# [Required task]
Scan the following material for the string "Employment" and copy each line in which it appears.

(Data excerpts)
##############################

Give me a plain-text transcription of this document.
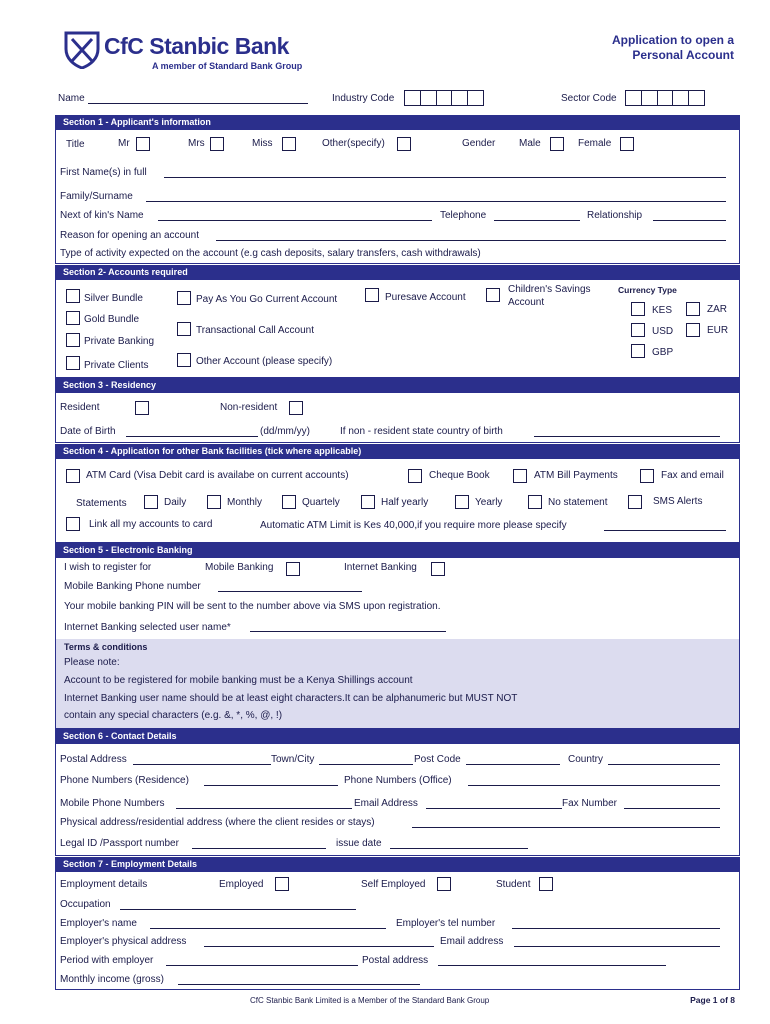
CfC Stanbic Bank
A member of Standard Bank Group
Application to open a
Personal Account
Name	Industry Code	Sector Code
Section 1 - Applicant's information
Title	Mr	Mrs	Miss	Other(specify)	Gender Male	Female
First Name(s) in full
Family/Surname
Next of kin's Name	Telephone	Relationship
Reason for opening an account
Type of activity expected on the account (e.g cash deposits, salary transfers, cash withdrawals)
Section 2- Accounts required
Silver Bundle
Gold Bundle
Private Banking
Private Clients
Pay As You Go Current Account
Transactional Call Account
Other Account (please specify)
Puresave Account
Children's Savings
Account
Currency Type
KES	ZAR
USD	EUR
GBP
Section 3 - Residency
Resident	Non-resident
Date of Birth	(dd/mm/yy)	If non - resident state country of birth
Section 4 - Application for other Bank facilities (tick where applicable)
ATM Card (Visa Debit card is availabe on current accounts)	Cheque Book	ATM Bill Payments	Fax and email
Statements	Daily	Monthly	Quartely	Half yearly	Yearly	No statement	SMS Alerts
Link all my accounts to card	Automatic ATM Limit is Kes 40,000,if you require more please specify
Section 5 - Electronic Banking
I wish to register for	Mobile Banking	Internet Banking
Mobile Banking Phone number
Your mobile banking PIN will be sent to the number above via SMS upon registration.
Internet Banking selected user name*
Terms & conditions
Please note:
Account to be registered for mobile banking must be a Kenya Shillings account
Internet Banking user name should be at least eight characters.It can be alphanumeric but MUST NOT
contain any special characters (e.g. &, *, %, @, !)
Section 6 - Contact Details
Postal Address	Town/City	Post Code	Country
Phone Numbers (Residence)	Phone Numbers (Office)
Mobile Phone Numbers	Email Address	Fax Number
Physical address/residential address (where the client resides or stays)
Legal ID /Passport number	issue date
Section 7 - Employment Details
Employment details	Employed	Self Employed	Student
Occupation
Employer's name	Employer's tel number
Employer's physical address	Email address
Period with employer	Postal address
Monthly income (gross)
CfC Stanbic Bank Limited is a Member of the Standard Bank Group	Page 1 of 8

##############################

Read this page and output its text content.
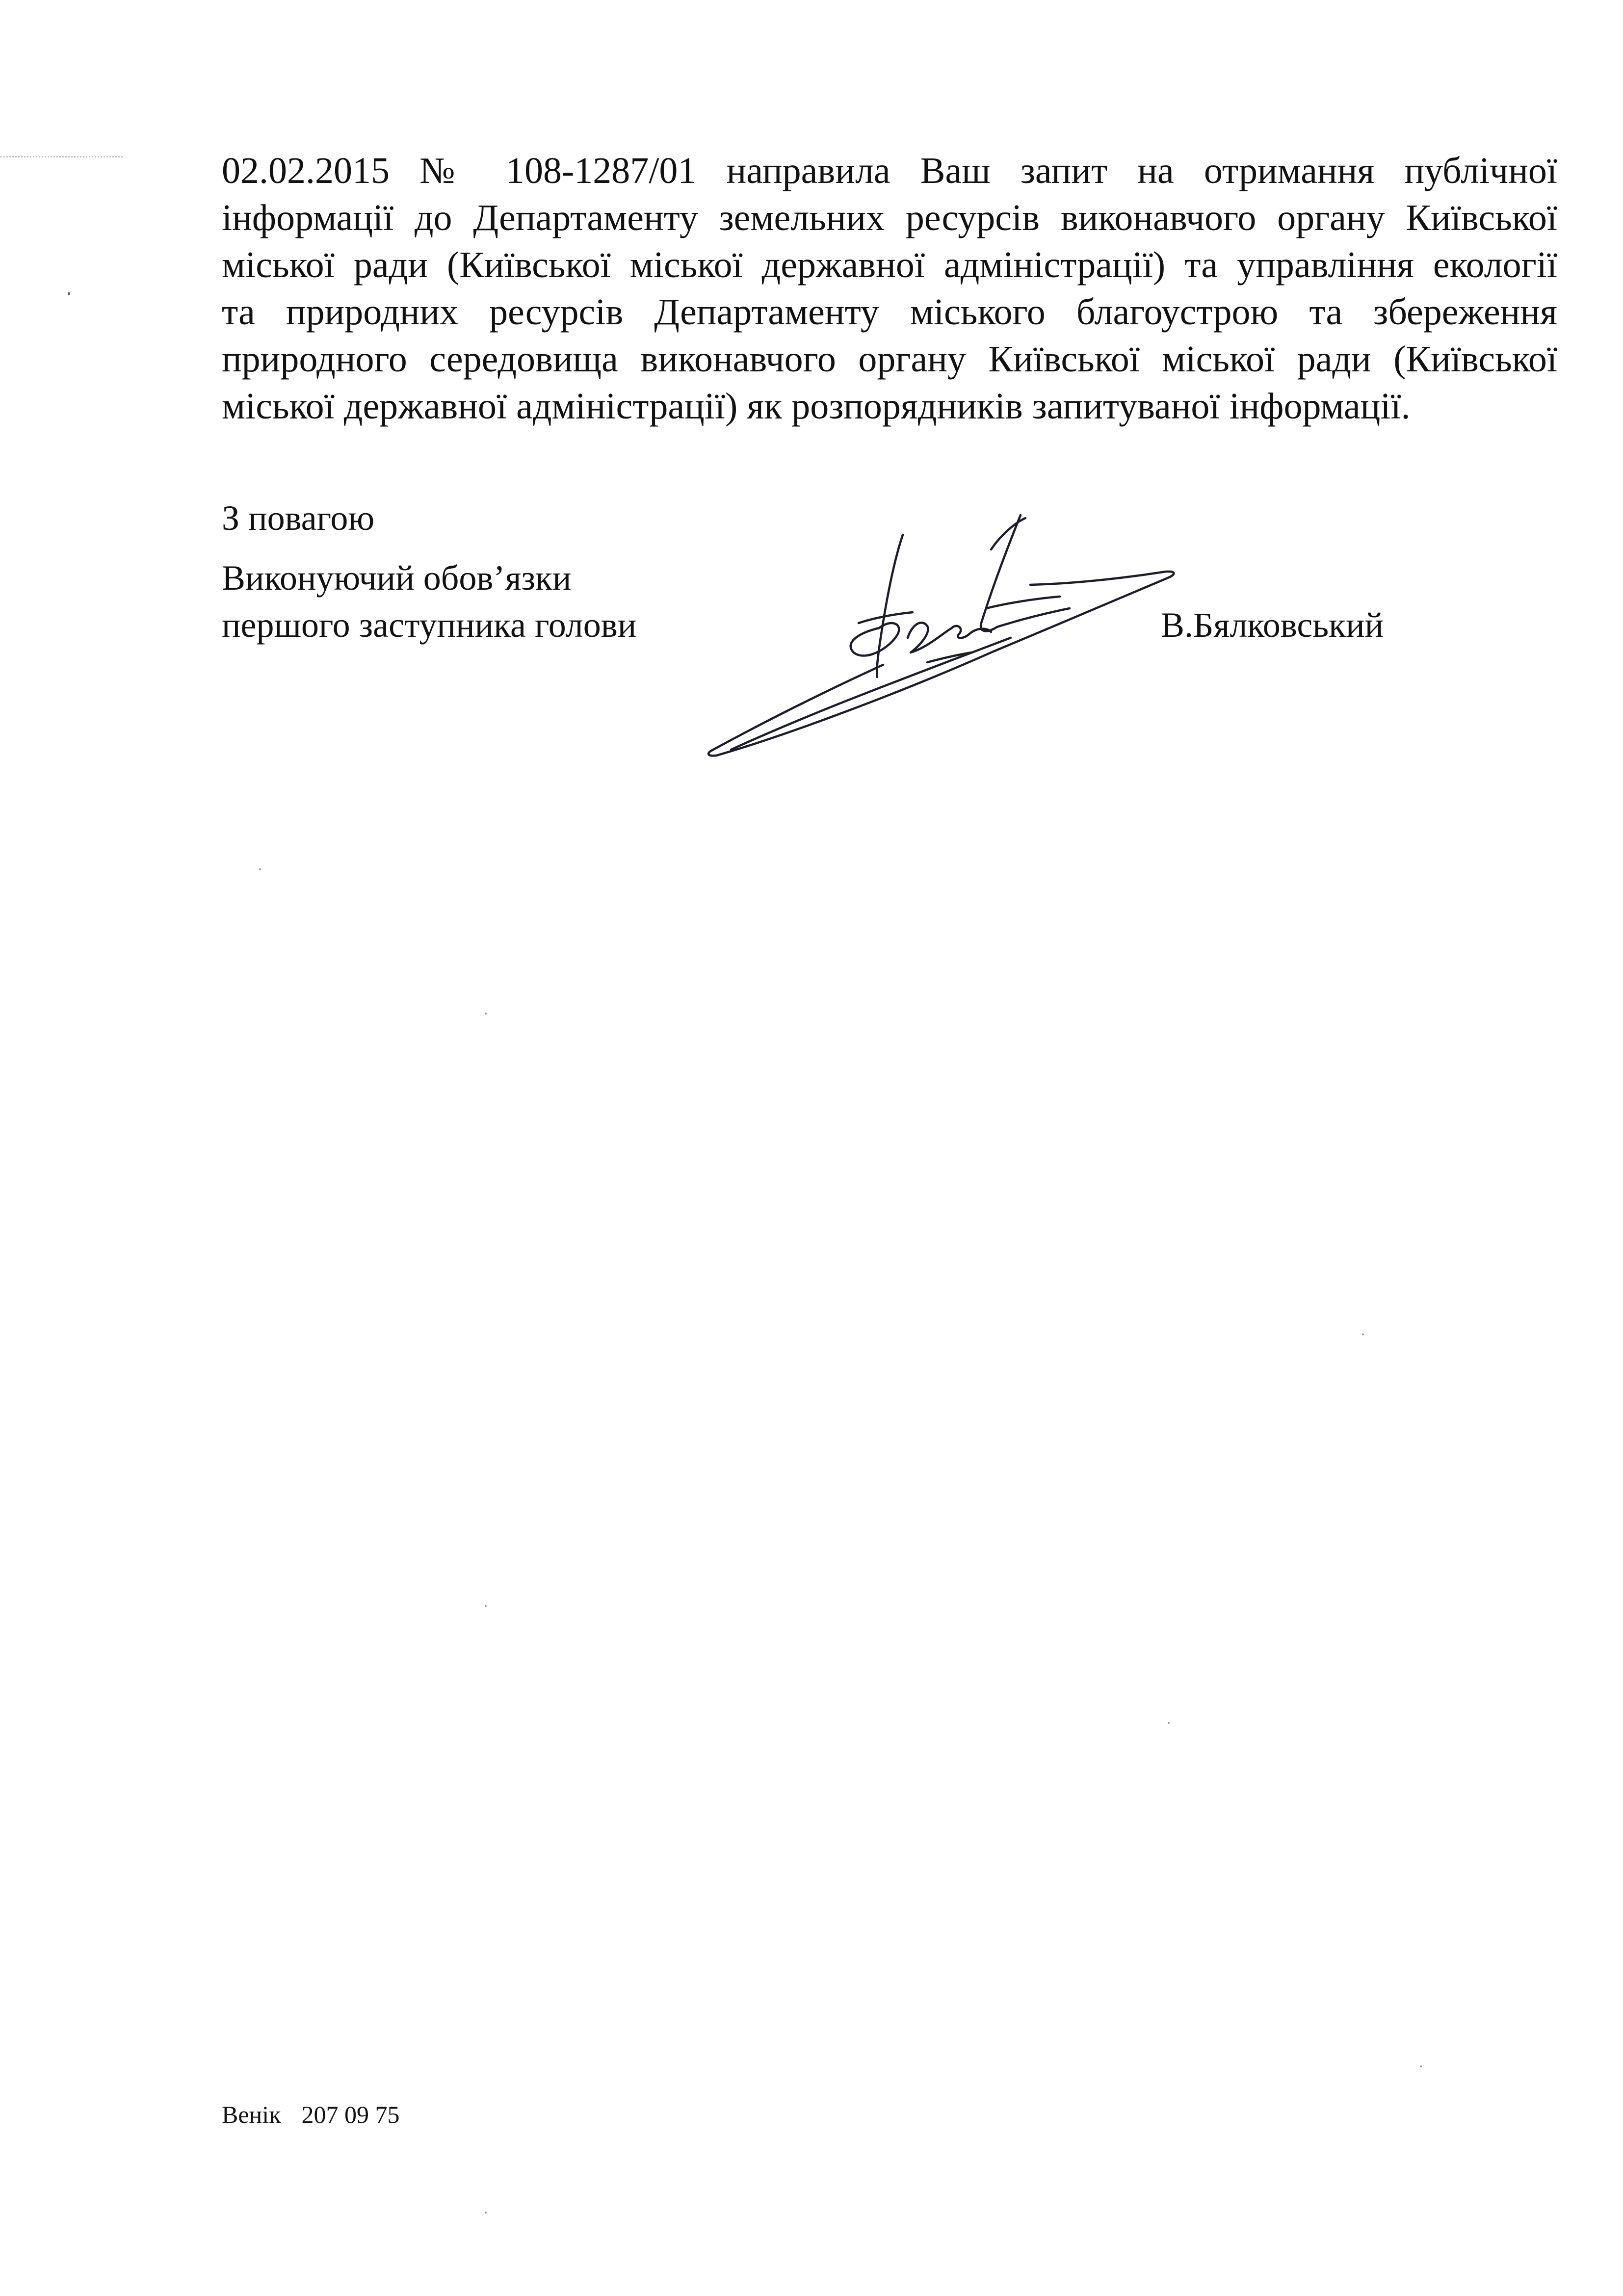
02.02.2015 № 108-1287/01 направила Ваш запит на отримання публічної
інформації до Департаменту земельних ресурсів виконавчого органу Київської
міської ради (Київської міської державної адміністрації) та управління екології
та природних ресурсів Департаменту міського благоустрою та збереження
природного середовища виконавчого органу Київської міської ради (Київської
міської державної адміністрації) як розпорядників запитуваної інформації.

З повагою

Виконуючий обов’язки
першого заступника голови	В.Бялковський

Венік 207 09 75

##############################

# [Response to this exercise]
Section 7 - Employment Details
Employment details	Employed	Self Employed	Student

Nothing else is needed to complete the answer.